Texto de lectura =
○ ○ ○ ○ ○
Rosalía es La Puta Ama. Eso está claro desde que irrumpe en escena con los motopapis, los bailarines que lucen máscaras luminosas y con arma una fiesta al ritmo de “Saoko”, y una arenga, “yo soy muy mía, yo me transformo”, que funciona como una declaración de principios. Hay una estructura sólida, incluso por detrás de los pasitos virales de “Bizcochito”, que proponen una conexión con los bailes ancestrales de los pueblos de la Península Ibérica. El show no da respiro, es un verdadero tour de force construido a la velocidad frenética que implica volverse una estrella global.
Como si fuera un número de circo, los bailarines construyen una moto humana y allí se monta la Rosalía, para cantar el tema que le da nombre al álbum, al tour, que refleja el vértigo de su vida actual. Las pantallas, de fondo, reproducen un paisaje que generan el efecto del movimiento.
Al minimalismo de esa gran caja vacía que oficia de escenario se le añaden en distintos momentos diversos elementos. Una tarima giratoria en “G3n15”, un sillón de peluquería en “Diablo” (con una performance que incluye el corte de algunos mechones de su cabello), se sienta al piano para cantar la conmovedora “Hentai” mientras las pantallas reproducen un paisaje bucólico, una guitarra eléctrica con su amplificador en “Dolerme”.
Rosalía está emocionada. Se la ve lagrimear, se toma el tiempo de dialogar con los carteles que llevaron sus fans (“¿Podrías firmar mi culo?”, le piden; “Es una propuesta inusual”, respodne con humor), de agradecer los regalos (bueno, también se queja cuando le pegan con un paquete, pero luego lee la carta y agradece el catsuit que lleva dentro), canta -a pedido y a capella- “Alfonsina y el Mar” (Ariel Ramirez y Féliz Luna), se toma el tiempo de expresar su admiración por Astor Piazzolla: “Me gusta la salsa pero también me gusta el tango”, dice en medio de “Abcdefg”. Y anuncia: “Un día me voy a hacer un tema inspirada en la música de ese hombre”. Y no duda en colgarse del cuello el pañuelo verde que le tiran al escenario en esa canción, replicada por las miles de gargantas que llenan el estadio.
○ ○ ○ ○ ○
Entradas del conjunto de datos =

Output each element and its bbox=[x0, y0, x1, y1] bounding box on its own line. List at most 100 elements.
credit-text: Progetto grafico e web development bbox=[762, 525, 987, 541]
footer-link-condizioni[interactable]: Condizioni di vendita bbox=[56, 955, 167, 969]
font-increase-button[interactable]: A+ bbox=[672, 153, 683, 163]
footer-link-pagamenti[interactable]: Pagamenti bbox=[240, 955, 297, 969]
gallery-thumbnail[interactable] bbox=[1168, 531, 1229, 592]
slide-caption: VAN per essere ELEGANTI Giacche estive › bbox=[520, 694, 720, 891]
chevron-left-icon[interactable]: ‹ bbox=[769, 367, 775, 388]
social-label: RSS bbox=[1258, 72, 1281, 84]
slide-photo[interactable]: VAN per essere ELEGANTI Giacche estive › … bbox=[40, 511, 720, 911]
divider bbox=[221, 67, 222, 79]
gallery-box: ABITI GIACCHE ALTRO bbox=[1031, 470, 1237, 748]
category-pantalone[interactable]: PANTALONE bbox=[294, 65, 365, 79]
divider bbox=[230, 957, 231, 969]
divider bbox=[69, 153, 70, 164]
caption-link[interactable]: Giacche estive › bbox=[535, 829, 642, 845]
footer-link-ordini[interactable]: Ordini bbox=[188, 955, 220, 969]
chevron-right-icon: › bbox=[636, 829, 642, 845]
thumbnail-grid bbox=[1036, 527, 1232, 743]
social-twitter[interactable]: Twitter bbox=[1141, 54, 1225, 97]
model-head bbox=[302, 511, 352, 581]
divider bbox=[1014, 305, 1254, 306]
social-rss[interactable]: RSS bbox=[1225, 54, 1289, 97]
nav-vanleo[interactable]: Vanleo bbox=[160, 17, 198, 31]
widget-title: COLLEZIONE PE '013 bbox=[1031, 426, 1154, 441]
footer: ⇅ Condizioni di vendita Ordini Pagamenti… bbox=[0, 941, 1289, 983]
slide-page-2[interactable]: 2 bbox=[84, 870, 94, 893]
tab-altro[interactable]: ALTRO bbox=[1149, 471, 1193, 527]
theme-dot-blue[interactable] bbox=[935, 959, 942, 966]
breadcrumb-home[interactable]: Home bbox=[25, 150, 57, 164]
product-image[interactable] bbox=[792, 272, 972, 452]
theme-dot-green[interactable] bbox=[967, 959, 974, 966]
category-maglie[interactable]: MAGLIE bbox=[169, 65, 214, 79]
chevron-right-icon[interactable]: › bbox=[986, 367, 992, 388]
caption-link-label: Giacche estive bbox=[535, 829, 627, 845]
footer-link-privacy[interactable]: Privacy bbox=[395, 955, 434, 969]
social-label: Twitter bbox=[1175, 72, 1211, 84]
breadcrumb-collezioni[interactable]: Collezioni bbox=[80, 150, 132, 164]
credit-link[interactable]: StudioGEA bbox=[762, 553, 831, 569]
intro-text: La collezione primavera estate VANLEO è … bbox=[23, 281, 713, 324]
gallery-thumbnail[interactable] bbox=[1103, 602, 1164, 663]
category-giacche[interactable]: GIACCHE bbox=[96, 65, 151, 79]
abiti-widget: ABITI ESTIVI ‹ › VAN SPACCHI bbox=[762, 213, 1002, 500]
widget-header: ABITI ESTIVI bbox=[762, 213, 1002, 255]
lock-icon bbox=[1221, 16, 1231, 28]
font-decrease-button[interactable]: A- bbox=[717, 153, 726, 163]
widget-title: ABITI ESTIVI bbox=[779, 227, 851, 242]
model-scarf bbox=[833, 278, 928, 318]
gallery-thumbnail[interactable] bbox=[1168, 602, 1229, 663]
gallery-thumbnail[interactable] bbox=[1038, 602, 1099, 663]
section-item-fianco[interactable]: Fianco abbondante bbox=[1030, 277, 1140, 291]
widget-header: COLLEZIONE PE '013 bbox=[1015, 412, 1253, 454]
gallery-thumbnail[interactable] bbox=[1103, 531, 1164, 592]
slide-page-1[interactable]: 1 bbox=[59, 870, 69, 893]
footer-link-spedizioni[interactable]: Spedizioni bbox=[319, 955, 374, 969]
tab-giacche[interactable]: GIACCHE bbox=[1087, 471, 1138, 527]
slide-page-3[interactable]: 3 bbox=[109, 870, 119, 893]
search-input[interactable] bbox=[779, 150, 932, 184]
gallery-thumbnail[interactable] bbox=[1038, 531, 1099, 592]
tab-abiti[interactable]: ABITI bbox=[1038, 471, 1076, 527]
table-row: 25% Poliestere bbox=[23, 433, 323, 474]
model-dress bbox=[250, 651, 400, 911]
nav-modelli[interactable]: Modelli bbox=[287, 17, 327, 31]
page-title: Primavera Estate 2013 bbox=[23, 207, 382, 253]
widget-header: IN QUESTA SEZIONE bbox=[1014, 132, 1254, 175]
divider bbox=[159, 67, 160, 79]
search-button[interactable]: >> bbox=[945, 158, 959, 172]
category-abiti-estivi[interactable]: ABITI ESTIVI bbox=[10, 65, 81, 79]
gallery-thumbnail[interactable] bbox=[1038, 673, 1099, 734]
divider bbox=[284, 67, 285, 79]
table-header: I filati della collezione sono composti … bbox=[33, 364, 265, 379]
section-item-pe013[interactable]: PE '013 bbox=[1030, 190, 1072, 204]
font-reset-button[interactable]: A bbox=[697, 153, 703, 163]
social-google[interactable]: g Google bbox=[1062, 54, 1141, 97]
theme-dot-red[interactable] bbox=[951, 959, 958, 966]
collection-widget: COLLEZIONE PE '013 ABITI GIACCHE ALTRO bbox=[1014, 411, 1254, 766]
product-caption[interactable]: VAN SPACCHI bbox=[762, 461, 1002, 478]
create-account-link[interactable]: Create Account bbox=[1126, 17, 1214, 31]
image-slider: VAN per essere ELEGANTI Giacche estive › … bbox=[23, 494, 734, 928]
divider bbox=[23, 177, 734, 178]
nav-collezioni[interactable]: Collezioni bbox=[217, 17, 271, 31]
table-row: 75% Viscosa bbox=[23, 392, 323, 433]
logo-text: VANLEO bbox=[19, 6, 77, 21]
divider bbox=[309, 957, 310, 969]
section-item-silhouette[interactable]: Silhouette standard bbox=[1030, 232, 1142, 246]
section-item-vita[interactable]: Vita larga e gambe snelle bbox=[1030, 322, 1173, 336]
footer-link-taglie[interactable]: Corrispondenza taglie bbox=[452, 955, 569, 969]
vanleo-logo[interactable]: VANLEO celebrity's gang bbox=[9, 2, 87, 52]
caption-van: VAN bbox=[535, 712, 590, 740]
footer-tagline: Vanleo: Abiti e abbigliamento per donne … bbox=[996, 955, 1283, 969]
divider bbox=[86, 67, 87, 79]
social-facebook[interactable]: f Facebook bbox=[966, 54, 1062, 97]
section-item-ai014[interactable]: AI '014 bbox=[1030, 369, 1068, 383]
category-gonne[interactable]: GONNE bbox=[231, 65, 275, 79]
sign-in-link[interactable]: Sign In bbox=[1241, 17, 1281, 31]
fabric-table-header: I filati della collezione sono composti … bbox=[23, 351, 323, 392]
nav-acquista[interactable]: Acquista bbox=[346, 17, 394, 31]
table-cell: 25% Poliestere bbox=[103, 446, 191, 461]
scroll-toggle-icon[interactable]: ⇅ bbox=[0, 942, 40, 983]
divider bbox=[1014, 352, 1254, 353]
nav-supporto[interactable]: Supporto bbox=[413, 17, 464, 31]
○ ○ ○ ○ ○
Tareas obligatorias =
**a.** Transcribe de la reseña del concierto de Rosalía el fragmento que empieza en "Rosalía es La" y termina en "efecto del movimiento.".
**b.** Según la reseña del concierto de Rosalía, ¿qué arman los bailarines para que ella se suba encima?

Respuestas escritas =
**a.**
Rosalía es La Puta Ama. Eso está claro desde que irrumpe en escena con los motopapis, los bailarines que lucen máscaras luminosas y con arma una fiesta al ritmo de “Saoko”, y una arenga, “yo soy muy mía, yo me transformo”, que funciona como una declaración de principios. Hay una estructura sólida, incluso por detrás de los pasitos virales de “Bizcochito”, que proponen una conexión con los bailes ancestrales de los pueblos de la Península Ibérica. El show no da respiro, es un verdadero tour de force construido a la velocidad frenética que implica volverse una estrella global.
Como si fuera un número de circo, los bailarines construyen una moto humana y allí se monta la Rosalía, para cantar el tema que le da nombre al álbum, al tour, que refleja el vértigo de su vida actual. Las pantallas, de fondo, reproducen un paisaje que generan el efecto del movimiento.

**b.** Una moto humana.